- [Exercise]
Your job is to restate each entry word for word.

- [Material shown]
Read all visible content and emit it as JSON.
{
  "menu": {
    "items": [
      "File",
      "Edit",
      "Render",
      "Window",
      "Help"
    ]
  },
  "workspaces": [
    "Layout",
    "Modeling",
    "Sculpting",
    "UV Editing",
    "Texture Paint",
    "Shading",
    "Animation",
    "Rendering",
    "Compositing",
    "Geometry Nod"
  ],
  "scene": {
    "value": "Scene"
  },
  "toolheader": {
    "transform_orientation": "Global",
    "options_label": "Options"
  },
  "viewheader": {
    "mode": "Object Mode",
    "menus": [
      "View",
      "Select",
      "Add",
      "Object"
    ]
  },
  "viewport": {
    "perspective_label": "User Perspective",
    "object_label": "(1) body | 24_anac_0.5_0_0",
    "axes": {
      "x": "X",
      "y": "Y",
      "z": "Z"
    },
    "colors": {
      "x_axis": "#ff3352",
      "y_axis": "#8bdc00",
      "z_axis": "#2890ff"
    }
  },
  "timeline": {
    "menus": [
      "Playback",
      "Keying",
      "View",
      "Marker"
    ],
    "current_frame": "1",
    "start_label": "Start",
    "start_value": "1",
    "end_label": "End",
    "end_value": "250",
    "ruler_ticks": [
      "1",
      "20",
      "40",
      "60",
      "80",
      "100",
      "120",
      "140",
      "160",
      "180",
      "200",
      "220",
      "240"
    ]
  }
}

- [The response]
Read all visible content and emit it as JSON.
{
  "menu": {
    "items": [
      "File",
      "Edit",
      "Render",
      "Window",
      "Help"
    ]
  },
  "workspaces": [
    "Layout",
    "Modeling",
    "Sculpting",
    "UV Editing",
    "Texture Paint",
    "Shading",
    "Animation",
    "Rendering",
    "Compositing",
    "Geometry Nod"
  ],
  "scene": {
    "value": "Scene"
  },
  "toolheader": {
    "transform_orientation": "Global",
    "options_label": "Options"
  },
  "viewheader": {
    "mode": "Object Mode",
    "menus": [
      "View",
      "Select",
      "Add",
      "Object"
    ]
  },
  "viewport": {
    "perspective_label": "User Perspective",
    "object_label": "(1) body | 24_anac_0.5_0_0",
    "axes": {
      "x": "X",
      "y": "Y",
      "z": "Z"
    },
    "colors": {
      "x_axis": "#ff3352",
      "y_axis": "#8bdc00",
      "z_axis": "#2890ff"
    }
  },
  "timeline": {
    "menus": [
      "Playback",
      "Keying",
      "View",
      "Marker"
    ],
    "current_frame": "1",
    "start_label": "Start",
    "start_value": "1",
    "end_label": "End",
    "end_value": "250",
    "ruler_ticks": [
      "1",
      "20",
      "40",
      "60",
      "80",
      "100",
      "120",
      "140",
      "160",
      "180",
      "200",
      "220",
      "240"
    ]
  }
}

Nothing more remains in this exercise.